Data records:
• • • •
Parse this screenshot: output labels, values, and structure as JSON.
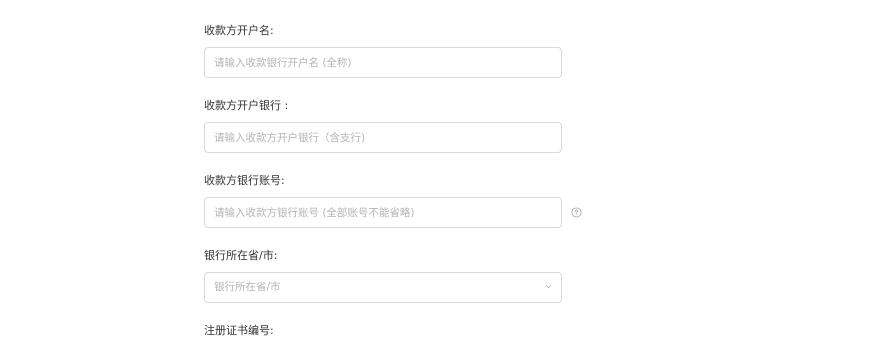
{
  "form": {
    "account_name": {
      "label": "收款方开户名:",
      "placeholder": "请输入收款银行开户名 (全称)",
      "value": ""
    },
    "bank_name": {
      "label": "收款方开户银行 :",
      "placeholder": "请输入收款方开户银行（含支行)",
      "value": ""
    },
    "account_number": {
      "label": "收款方银行账号:",
      "placeholder": "请输入收款方银行账号 (全部账号不能省略)",
      "value": ""
    },
    "bank_region": {
      "label": "银行所在省/市:",
      "selected": "银行所在省/市"
    },
    "registration_number": {
      "label": "注册证书编号:"
    }
  },
  "icons": {
    "help": "question-circle-icon",
    "select": "chevron-down-icon"
  },
  "colors": {
    "border": "#d9d9d9",
    "placeholder": "#b5b5b5",
    "label": "#333333",
    "icon": "#b0b0b0"
  }
}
• • • •
### GIVEN REQUEST
Go through the records and pull out each line that includes the word "placeholder".

### ANSWER TO THIS TASK
      "placeholder": "请输入收款银行开户名 (全称)",
      "placeholder": "请输入收款方开户银行（含支行)",
      "placeholder": "请输入收款方银行账号 (全部账号不能省略)",
    "placeholder": "#b5b5b5",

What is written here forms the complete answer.